■ **Auszug**

⟨

Eventuell könntest du ja mal deine Fortschritte posten!

So far...


----------



## riedochs (11. Dezember 2009)

Imperator-Paul schrieb:


> Nein das Datenpaket das durch das Internet geschickt wird ist kein Broadcast.
> Wenn ich das MagicPaket los schicke ist es direkt an meinen Router daheim addressiert. Dieser pakt das Paket dann aus und sieht das es ab jetzt via Broadcast im Heimnetz verteilt werden muss. (So funktioniert Nat, Paket wird vom Router verarbeitet und dann an den Zielrechner versendet) Das ganze nennt sich dann Direct Broadcasting hab ich rausgefunden. Und ich habe weiterhin rausgefunden das dies nicht möglich ist mit dem W701V nur spezielle Router mit Profi-Firmware (zB DD-WRT) sind in der Lage Pakete aus dem Internet via Broadcast im LAN zu verteilen. Ich werd mir wohl jetzt einen anderen Router zulegen. Die Speedports sind nich so dolle
> 
> @ henmar
> Danke, aber das Problem besteht weiterhin.

⟩

■ **Bereitgestellte Zeilen**

⟨

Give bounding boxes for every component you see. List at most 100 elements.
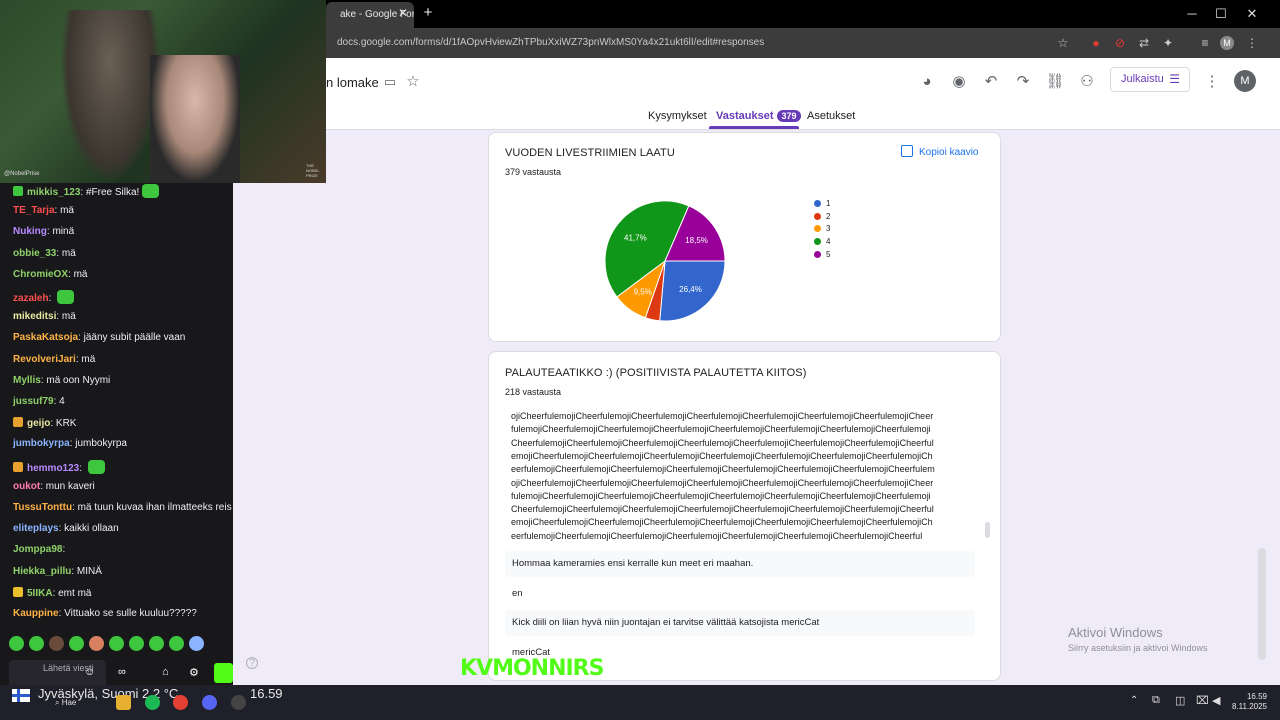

⟩
⟨

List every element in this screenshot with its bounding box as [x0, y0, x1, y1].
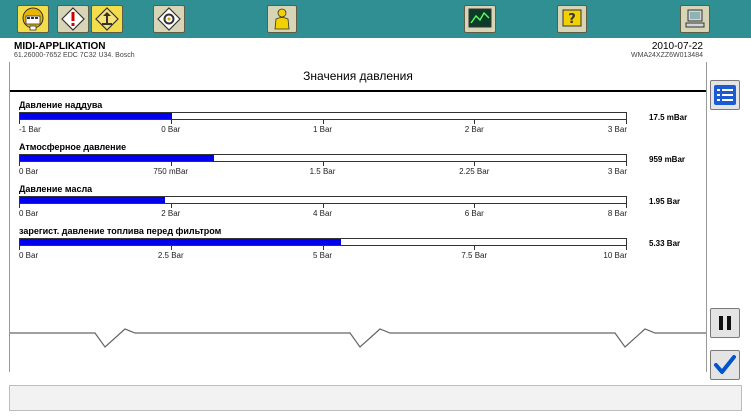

⟩

■ **Aufgabe**
Gib aus dem Auszug zum Magic Packet den Abschnitt wörtlich wieder, der mit den Worten „## riedochs (11.“ beginnt und mit „Problem besteht weiterhin.“ endet.

■ **Antwort**
## riedochs (11. Dezember 2009)

Imperator-Paul schrieb:


> Nein das Datenpaket das durch das Internet geschickt wird ist kein Broadcast.
> Wenn ich das MagicPaket los schicke ist es direkt an meinen Router daheim addressiert. Dieser pakt das Paket dann aus und sieht das es ab jetzt via Broadcast im Heimnetz verteilt werden muss. (So funktioniert Nat, Paket wird vom Router verarbeitet und dann an den Zielrechner versendet) Das ganze nennt sich dann Direct Broadcasting hab ich rausgefunden. Und ich habe weiterhin rausgefunden das dies nicht möglich ist mit dem W701V nur spezielle Router mit Profi-Firmware (zB DD-WRT) sind in der Lage Pakete aus dem Internet via Broadcast im LAN zu verteilen. Ich werd mir wohl jetzt einen anderen Router zulegen. Die Speedports sind nich so dolle
> 
> @ henmar
> Danke, aber das Problem besteht weiterhin.